== TASK INSTRUCTIONS ==
Each line that holds the string "label" counts once; say how many such lines there are and add nothing.

— START OF GIVEN RECORDS —

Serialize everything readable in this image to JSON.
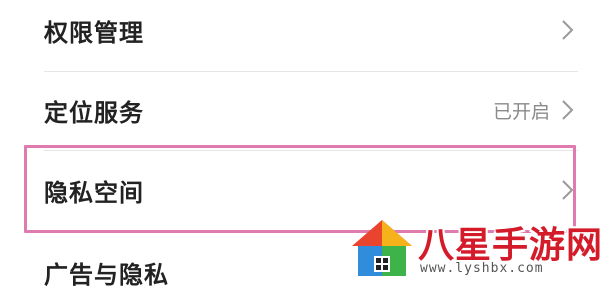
{
  "settings": {
    "items": [
      {
        "label": "权限管理",
        "value": ""
      },
      {
        "label": "定位服务",
        "value": "已开启"
      },
      {
        "label": "隐私空间",
        "value": ""
      },
      {
        "label": "广告与隐私",
        "value": ""
      }
    ],
    "highlight_color": "#e07bb0"
  },
  "watermark": {
    "title": "八星手游网",
    "url": "www.lyshbx.com",
    "logo_icon": "house-logo-icon"
  }
}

— END OF GIVEN RECORDS —

== RESULT OF THE TASK ==
4